▶ [TEXTE DE LA PAGE]:
'''

Dans une matière telle que le contrôle de l'exercice des mesures de police administrative, le juge est nécessairement confronté à l'évolution des mœurs et ce notamment en matière de police du cinéma. La création artistique engage, en effet, la liberté d'expression et voit donc son exercice soumis aux impératifs de l'ordre public. C'est ainsi que le Conseil d'Etat a jadis admis qu'un maire puisse interdire la projection d'un film en se fondant sur son caractère immoral (CE, 18 décembre 1959, Société « Les films Lutetia »). De même, le maire d'une commune où ont lieu des pèlerinages religieux peut interdire la projection d'un film en inadéquation avec l'image de cette commune.

'''

▶ [ENTRÉES AFFICHÉES]:

'''

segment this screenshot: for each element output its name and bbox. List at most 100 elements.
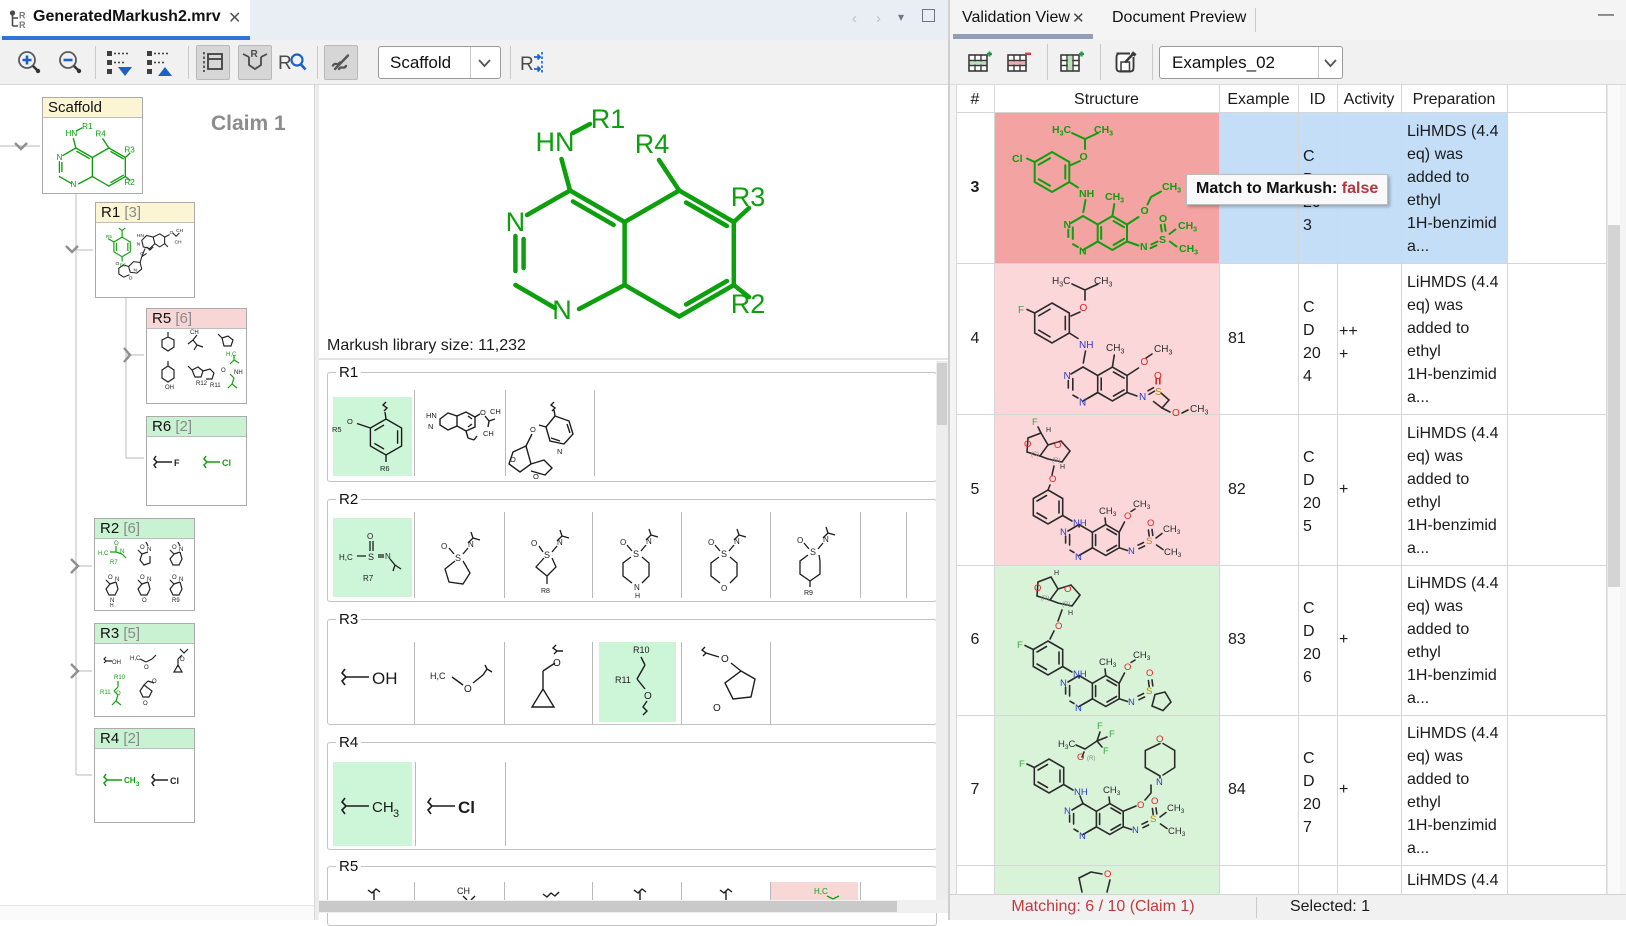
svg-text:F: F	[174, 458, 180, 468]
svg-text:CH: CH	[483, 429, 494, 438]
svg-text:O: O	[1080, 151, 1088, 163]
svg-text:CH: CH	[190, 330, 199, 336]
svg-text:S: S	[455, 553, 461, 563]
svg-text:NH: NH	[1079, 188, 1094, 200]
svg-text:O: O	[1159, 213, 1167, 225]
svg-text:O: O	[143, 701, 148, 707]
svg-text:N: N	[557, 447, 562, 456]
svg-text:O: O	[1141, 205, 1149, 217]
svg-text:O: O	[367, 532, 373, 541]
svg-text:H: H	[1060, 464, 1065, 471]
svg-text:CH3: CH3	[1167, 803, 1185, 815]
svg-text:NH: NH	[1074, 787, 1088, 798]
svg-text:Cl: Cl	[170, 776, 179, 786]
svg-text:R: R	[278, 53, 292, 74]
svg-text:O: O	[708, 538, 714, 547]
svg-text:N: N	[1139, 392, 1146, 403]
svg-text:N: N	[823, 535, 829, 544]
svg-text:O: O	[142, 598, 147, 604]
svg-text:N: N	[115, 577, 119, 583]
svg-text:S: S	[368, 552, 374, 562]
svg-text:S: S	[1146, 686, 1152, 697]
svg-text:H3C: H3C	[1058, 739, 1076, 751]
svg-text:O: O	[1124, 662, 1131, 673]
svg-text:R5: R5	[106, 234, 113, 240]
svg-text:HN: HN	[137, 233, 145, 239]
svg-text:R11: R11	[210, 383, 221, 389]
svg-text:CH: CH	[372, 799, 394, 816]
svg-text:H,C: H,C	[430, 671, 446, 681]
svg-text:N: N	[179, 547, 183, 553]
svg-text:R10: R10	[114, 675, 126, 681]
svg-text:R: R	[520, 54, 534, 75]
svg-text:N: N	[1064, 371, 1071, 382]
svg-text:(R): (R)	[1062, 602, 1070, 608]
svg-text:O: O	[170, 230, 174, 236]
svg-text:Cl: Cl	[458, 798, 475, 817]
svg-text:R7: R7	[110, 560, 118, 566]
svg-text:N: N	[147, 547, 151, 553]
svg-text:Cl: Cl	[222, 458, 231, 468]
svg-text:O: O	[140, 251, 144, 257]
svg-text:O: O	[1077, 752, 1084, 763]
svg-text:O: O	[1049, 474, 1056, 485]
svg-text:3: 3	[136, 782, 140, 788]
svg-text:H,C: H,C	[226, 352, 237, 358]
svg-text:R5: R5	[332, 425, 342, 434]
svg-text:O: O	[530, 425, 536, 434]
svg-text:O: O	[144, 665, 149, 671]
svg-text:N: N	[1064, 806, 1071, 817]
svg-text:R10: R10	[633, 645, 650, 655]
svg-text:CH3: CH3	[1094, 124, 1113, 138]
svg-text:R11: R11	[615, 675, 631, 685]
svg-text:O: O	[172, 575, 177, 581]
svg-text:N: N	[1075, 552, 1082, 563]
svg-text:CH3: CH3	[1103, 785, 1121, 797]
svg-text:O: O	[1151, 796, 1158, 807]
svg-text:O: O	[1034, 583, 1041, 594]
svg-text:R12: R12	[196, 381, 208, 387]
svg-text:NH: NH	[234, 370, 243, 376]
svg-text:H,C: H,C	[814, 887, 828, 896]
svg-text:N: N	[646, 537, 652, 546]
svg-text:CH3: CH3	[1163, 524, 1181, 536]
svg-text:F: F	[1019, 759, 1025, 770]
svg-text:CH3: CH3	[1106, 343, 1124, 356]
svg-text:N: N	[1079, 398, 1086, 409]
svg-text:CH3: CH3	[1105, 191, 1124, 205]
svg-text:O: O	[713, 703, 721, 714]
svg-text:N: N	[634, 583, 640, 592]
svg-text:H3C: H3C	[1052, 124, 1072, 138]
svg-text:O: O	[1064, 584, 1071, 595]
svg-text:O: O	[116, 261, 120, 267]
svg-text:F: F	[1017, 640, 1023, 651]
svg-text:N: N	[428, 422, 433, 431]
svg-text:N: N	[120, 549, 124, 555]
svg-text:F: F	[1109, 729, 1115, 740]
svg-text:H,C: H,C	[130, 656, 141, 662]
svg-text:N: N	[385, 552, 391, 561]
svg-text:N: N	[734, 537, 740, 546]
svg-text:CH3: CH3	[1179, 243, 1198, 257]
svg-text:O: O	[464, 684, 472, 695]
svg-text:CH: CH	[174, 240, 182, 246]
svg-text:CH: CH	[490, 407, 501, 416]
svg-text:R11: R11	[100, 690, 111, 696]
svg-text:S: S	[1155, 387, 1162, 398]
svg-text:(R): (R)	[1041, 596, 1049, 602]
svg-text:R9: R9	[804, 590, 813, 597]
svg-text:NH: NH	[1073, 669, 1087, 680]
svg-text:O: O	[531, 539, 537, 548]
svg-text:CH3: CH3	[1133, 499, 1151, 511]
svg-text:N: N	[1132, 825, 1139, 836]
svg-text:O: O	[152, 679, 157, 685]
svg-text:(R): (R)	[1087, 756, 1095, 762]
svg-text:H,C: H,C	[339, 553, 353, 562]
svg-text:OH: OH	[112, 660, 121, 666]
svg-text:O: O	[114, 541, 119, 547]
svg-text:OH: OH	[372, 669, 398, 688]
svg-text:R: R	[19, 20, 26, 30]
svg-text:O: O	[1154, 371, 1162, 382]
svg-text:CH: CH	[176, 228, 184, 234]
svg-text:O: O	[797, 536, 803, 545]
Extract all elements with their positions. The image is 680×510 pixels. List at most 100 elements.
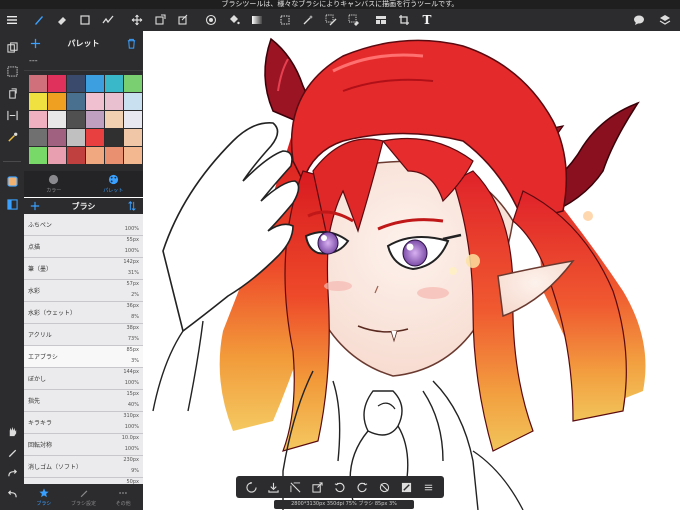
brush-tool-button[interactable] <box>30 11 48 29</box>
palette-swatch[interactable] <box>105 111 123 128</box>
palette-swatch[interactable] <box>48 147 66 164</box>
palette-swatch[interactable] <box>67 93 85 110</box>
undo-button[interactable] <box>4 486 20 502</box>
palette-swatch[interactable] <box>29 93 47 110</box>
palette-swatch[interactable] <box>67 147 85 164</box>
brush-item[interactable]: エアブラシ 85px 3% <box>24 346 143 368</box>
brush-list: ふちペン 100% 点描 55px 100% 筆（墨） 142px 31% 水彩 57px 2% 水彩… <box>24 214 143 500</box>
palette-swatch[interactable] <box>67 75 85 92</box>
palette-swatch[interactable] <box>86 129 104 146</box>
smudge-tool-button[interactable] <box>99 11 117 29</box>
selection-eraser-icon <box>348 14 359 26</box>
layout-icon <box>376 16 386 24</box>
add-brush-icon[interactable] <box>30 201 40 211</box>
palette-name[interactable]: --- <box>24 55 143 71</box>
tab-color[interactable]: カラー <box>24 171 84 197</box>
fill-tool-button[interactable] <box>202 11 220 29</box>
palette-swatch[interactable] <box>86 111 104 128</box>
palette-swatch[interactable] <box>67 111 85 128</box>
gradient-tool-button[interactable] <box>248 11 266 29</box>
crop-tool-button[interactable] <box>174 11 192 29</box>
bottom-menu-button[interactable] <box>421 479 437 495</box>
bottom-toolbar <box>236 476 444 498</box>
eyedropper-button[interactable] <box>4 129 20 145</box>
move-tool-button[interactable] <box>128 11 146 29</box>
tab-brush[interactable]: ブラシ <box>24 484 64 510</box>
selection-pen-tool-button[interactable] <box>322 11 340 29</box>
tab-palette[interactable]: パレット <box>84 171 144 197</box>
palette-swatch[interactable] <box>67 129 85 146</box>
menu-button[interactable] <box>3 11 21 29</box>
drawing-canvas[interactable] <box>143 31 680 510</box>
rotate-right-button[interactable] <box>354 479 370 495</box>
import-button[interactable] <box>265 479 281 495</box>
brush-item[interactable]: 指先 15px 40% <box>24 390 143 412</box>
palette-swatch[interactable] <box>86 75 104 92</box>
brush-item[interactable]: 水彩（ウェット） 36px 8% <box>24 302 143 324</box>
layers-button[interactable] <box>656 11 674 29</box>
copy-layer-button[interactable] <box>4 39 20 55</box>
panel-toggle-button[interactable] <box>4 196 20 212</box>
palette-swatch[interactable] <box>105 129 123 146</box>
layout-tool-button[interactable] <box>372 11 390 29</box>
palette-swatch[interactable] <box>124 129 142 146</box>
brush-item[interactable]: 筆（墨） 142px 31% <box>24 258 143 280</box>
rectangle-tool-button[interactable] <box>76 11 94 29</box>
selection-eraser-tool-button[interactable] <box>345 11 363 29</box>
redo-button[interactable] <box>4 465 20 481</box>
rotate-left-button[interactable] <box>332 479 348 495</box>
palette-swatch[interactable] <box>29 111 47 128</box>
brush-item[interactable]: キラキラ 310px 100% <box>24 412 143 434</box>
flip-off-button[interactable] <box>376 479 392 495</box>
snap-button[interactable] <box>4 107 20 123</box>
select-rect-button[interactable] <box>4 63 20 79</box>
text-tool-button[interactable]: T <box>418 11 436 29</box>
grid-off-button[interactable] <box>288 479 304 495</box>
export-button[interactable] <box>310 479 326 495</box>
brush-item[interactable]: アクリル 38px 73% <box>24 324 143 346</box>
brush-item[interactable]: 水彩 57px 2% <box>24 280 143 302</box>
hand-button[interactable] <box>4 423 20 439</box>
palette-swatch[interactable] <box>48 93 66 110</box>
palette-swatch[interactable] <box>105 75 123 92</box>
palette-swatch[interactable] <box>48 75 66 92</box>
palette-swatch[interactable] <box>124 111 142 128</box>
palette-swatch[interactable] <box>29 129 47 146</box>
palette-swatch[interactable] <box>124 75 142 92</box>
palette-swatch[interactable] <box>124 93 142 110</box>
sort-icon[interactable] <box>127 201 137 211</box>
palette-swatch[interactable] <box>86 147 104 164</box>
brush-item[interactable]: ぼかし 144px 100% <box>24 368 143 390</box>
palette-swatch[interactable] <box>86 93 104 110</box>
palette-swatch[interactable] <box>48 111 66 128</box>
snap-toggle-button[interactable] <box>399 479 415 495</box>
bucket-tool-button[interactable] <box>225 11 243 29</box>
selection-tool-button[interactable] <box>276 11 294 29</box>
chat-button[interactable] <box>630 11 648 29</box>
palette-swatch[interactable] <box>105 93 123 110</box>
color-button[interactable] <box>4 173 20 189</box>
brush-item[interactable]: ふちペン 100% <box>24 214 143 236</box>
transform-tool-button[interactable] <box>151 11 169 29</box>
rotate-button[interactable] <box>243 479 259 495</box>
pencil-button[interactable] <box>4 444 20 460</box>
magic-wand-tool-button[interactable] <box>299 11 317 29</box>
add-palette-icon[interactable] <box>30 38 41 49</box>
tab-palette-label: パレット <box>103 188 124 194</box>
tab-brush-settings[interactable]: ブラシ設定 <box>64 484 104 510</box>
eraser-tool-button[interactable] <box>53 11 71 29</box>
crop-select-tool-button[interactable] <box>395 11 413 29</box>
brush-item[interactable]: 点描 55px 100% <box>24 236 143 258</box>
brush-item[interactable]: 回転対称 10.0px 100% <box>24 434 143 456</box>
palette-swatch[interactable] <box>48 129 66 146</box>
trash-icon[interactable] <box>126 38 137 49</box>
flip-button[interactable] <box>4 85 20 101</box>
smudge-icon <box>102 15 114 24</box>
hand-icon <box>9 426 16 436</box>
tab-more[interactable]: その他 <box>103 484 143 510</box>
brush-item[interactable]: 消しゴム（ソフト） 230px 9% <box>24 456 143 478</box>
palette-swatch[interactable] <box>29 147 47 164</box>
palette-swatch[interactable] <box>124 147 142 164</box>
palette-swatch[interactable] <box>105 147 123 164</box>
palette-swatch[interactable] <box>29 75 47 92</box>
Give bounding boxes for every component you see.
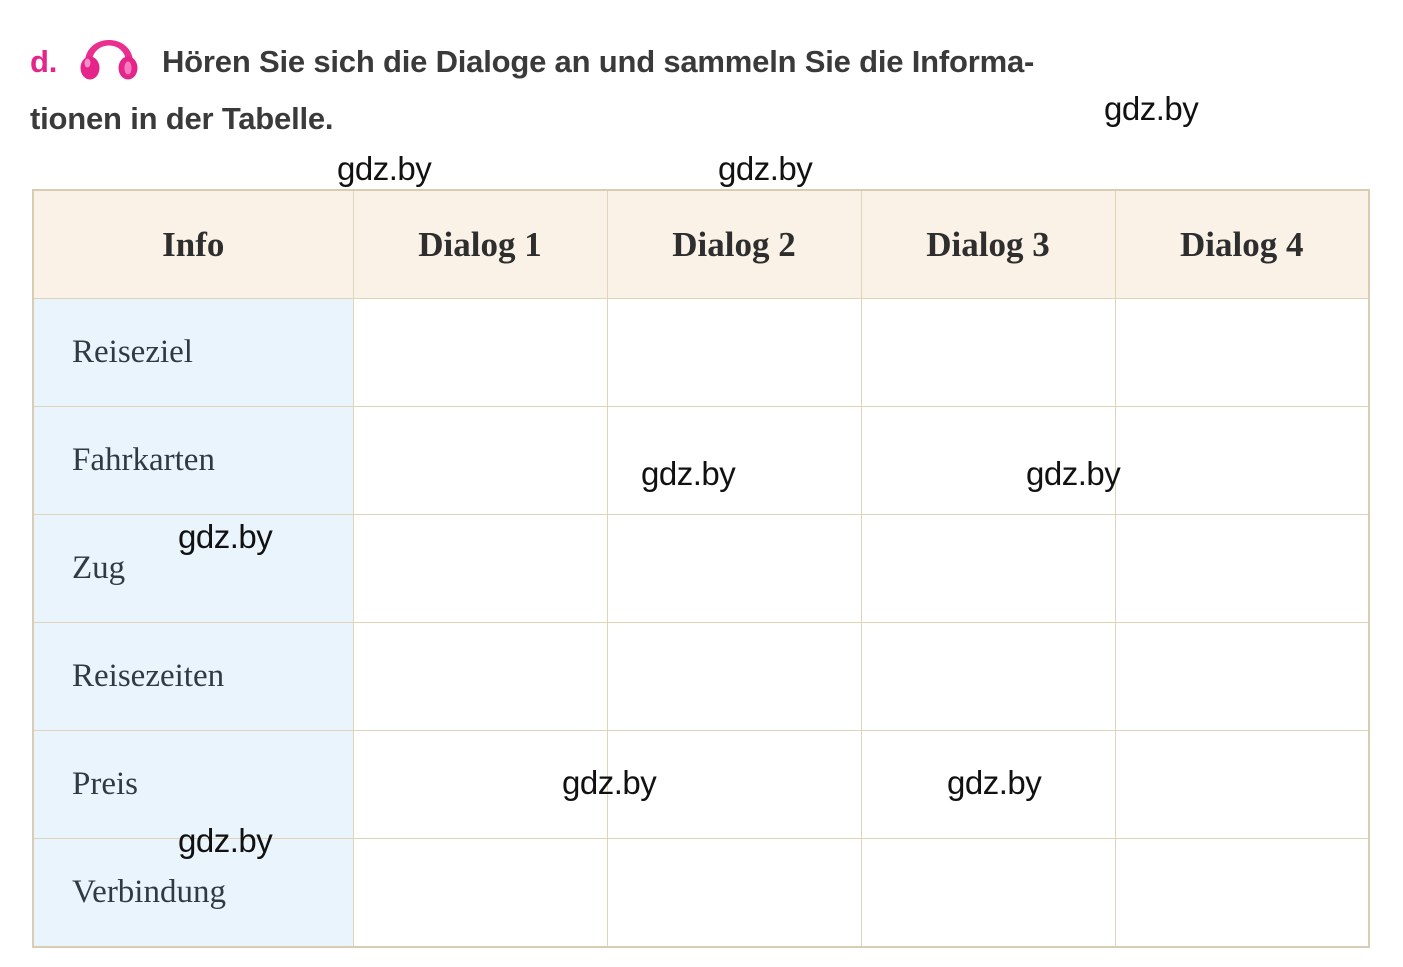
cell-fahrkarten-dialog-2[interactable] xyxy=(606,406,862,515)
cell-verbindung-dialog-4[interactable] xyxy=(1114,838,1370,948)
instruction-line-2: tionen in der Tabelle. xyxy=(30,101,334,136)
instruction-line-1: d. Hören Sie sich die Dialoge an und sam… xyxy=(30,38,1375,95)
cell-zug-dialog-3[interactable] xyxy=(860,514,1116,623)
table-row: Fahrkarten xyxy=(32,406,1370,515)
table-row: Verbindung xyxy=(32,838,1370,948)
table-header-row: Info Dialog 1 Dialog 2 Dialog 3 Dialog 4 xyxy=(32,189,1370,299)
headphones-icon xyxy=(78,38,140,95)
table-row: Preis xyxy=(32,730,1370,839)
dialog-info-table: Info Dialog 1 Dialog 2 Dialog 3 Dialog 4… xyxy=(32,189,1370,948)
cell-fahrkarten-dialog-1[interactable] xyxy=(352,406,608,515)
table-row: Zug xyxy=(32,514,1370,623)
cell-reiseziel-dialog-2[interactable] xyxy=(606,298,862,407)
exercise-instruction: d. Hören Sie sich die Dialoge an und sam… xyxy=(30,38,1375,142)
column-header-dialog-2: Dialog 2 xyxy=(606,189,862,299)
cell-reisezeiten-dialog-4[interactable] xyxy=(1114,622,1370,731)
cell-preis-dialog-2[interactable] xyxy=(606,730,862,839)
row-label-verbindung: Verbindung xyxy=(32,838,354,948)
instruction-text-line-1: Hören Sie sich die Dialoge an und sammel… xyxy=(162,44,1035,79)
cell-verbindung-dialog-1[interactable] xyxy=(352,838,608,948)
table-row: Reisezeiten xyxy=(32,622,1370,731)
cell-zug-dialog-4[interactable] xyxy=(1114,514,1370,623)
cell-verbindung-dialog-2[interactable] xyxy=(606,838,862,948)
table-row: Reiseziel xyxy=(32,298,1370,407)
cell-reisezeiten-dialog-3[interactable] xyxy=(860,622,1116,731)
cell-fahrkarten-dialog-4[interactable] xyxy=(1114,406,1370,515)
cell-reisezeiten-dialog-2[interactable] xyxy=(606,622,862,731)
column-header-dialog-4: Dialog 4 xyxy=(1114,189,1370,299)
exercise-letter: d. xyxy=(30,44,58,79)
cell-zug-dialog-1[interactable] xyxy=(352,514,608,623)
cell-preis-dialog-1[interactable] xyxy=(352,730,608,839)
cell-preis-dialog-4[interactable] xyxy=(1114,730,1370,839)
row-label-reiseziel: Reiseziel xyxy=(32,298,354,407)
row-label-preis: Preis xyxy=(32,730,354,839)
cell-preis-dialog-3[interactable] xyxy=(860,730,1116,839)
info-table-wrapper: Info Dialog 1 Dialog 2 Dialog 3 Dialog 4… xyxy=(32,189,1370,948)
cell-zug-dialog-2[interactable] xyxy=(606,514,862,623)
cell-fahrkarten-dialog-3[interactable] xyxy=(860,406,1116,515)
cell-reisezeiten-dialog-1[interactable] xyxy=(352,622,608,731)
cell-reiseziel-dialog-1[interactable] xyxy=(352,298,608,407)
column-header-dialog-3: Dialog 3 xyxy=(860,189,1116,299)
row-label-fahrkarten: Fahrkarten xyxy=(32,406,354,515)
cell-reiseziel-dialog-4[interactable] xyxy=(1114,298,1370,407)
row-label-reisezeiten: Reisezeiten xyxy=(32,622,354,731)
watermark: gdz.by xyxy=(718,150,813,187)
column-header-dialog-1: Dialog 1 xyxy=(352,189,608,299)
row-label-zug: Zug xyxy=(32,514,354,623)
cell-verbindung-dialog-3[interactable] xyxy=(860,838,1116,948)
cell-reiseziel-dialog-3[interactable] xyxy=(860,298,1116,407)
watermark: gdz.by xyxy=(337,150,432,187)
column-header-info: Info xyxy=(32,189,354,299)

'''

▶ [EXERCICES À FAIRE]:
(1) Présentez sous forme de tableau Markdown les entrées situées entre la ligne contenant « 458, 180, 468] » et celle contenant « 425, 536, 434] », incluses, sans les lignes vides. Utilisez deux colonnes, Rang pour le numéro de chaque ligne et Contenu pour la ligne elle-même.
(2) Poursuivez, s'il vous plaît, le texte sur la police du cinéma à partir de sa dernière phrase.
Le texte sur la police du cinéma et les entrées sont deux documents indépendants.

▶ [RÉPONSES AUX EXERCICES]:
(1)
| Rang | Contenu |
|---|---|
| 1 | svg-text:F: F	[174, 458, 180, 468] |
| 2 | svg-text:CH: CH	[483, 429, 494, 438] |
| 3 | svg-text:O: O	[1080, 151, 1088, 163] |
| 4 | svg-text:CH: CH	[190, 330, 199, 336] |
| 5 | svg-text:S: S	[455, 553, 461, 563] |
| 6 | svg-text:NH: NH	[1079, 188, 1094, 200] |
| 7 | svg-text:O: O	[1159, 213, 1167, 225] |
| 8 | svg-text:O: O	[143, 701, 148, 707] |
| 9 | svg-text:N: N	[557, 447, 562, 456] |
| 10 | svg-text:O: O	[1141, 205, 1149, 217] |
| 11 | svg-text:O: O	[367, 532, 373, 541] |
| 12 | svg-text:H: H	[1060, 464, 1065, 471] |
| 13 | svg-text:CH3: CH3	[1167, 803, 1185, 815] |
| 14 | svg-text:NH: NH	[1074, 787, 1088, 798] |
| 15 | svg-text:Cl: Cl	[170, 776, 179, 786] |
| 16 | svg-text:R: R	[278, 53, 292, 74] |
| 17 | svg-text:O: O	[708, 538, 714, 547] |
| 18 | svg-text:N: N	[1139, 392, 1146, 403] |
| 19 | svg-text:N: N	[823, 535, 829, 544] |
| 20 | svg-text:O: O	[142, 598, 147, 604] |
| 21 | svg-text:N: N	[115, 577, 119, 583] |
| 22 | svg-text:S: S	[368, 552, 374, 562] |
| 23 | svg-text:S: S	[1146, 686, 1152, 697] |
| 24 | svg-text:H3C: H3C	[1058, 739, 1076, 751] |
| 25 | svg-text:O: O	[1124, 662, 1131, 673] |
| 26 | svg-text:R5: R5	[106, 234, 113, 240] |
| 27 | svg-text:HN: HN	[137, 233, 145, 239] |
| 28 | svg-text:R11: R11	[210, 383, 221, 389] |
| 29 | svg-text:CH: CH	[372, 799, 394, 816] |
| 30 | svg-text:H,C: H,C	[430, 671, 446, 681] |
| 31 | svg-text:N: N	[179, 547, 183, 553] |
| 32 | svg-text:R10: R10	[114, 675, 126, 681] |
| 33 | svg-text:R: R	[520, 54, 534, 75] |
| 34 | svg-text:N: N	[1064, 371, 1071, 382] |
| 35 | svg-text:(R): (R)	[1062, 602, 1070, 608] |
| 36 | svg-text:O: O	[170, 230, 174, 236] |
| 37 | svg-text:Cl: Cl	[458, 798, 475, 817] |
| 38 | svg-text:R7: R7	[110, 560, 118, 566] |
| 39 | svg-text:N: N	[147, 547, 151, 553] |
| 40 | svg-text:Cl: Cl	[222, 458, 231, 468] |
| 41 | svg-text:O: O	[140, 251, 144, 257] |
| 42 | svg-text:O: O	[1077, 752, 1084, 763] |
| 43 | svg-text:O: O	[1049, 474, 1056, 485] |
| 44 | svg-text:3: 3	[136, 782, 140, 788] |
| 45 | svg-text:H,C: H,C	[226, 352, 237, 358] |
| 46 | svg-text:R5: R5	[332, 425, 342, 434] |
| 47 | svg-text:O: O	[530, 425, 536, 434] |

(2)
À l'issue de la sortie du film Baise-Moi, qui avait reçu le visa d'exploitation nécessaire accordé par le Ministre de la Culture et de la Communication (dont les compétences en la matière ont été récemment élargies), conformément à l'avis de la commission d'exploitation, l'Association Promouvoir et des parents de mineurs de plus de 16 ans ont formé un recours pour excès de pouvoir devant la Conseil d'Etat, statuant en premier et dernier ressort, afin d'obtenir le reclassement de ce film dans la catégorie des films pornographiques et d'incitation à la violence, interdits aux mineurs de 18 ans.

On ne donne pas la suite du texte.